▶ Document section:
________________________

Airflow

Expand all | Collapse all

How to Enable Python Snowflake Connector in Airflow DAGs?

  • 1.  How to Enable Python Snowflake Connector in Airflow DAGs?

    Posted 05-02-2019 02:11
    Hello,

    I am trying to add the Python Snowflake connector to my Python cluster using the Node Bootstrap script. However, even though the script seems to run successfully on cluster startup, I am unable to use the connector in my Python DAGs.

    The code I added to the Node Bootstrap script is:

    pip install snowflake-connector-python

    In my Airflow DAGs, I should be able to reference this by running:

    import snowflake.connector

    However, I am getting the following error: Broken DAG: [/usr/lib/airflow/dags/unit_tests_recent_records.py] No module named snowflake.connector

    The cluster is ID 21268 and here are the settings:

    Airflow Version: 1.8.2
    Python Version: 2.7

    Is there an alternative way to enabled Snowflake for my Airflow DAGs?

    ------------------------------
    Robin Tanner
    ------------------------------


  • 2.  RE: How to Enable Python Snowflake Connector in Airflow DAGs?

    Quboler
    Posted 05-02-2019 02:34
    Hi Robin,

    All the airflow processes run on a python virtual environment, you will need to activate it first before installing any packages. The command to activate the virtualenv is given below. Try adding this to the top of your nodebootstrap script.

    # for python 2.7 cluster
    source ${AIRFLOW_VIRTUALENV_LOC}/bin/activate
    
    # for python 3.5 cluster
    source ${AIRFLOW_VIRTUALENV_LOC}/bin/activate ${AIRFLOW_VIRTUALENV_LOC}
    ​


    ------------------------------
    Joy Chattaraj
    Qubole
    ------------------------------



  • 3.  RE: How to Enable Python Snowflake Connector in Airflow DAGs?

    Posted 05-02-2019 10:44
    Hi Joy,

    Thank you for responding. I received an error that my bootstrap script failed for my Python 3.5 environment. This is my Node Bootstrap script:

    # for python 3.5 cluster
    source ${AIRFLOW_VIRTUALENV_LOC}/bin/activate ${AIRFLOW_VIRTUALENV_LOC}

    pip3 install snowflake-connector-python==1.7.11


    My DAG still shows the error about the Snowflake connector missing.

    I am unable to see any logs on what the error is. Is there a location for this?

    The only error I see is in the Activity screen:

    Bootstrapping And Finalizing: Bootstrapping failed with status 127. (8s)
    Today 07:26 AM
    ​​

    ------------------------------
    Robin Tanner
    ------------------------------



  • 4.  RE: How to Enable Python Snowflake Connector in Airflow DAGs?

________________________

▶ Direction 1:
In the Snowflake connector thread, why should the virtual environment be activated before installing the connector? Answer in one to three sentences.
▶ Direction 2:
In the Snowflake connector thread, what status did the bootstrapping fail with?

▶ Recorded data:
________________________

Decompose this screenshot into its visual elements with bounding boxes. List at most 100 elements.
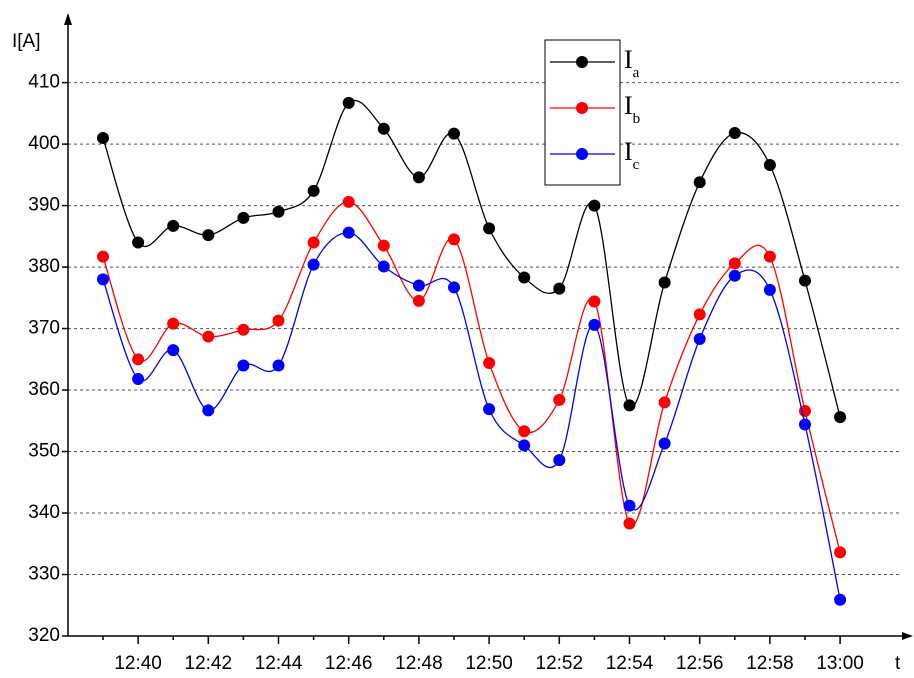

________________________

▶ Expected output 1:
All of the Airflow processes run in a Python virtual environment, so packages must be installed into that environment to be usable. That's why the virtualenv has to be activated before any packages are installed, and why the activation command should go at the top of the node bootstrap script.

▶ Expected output 2:
Status 127.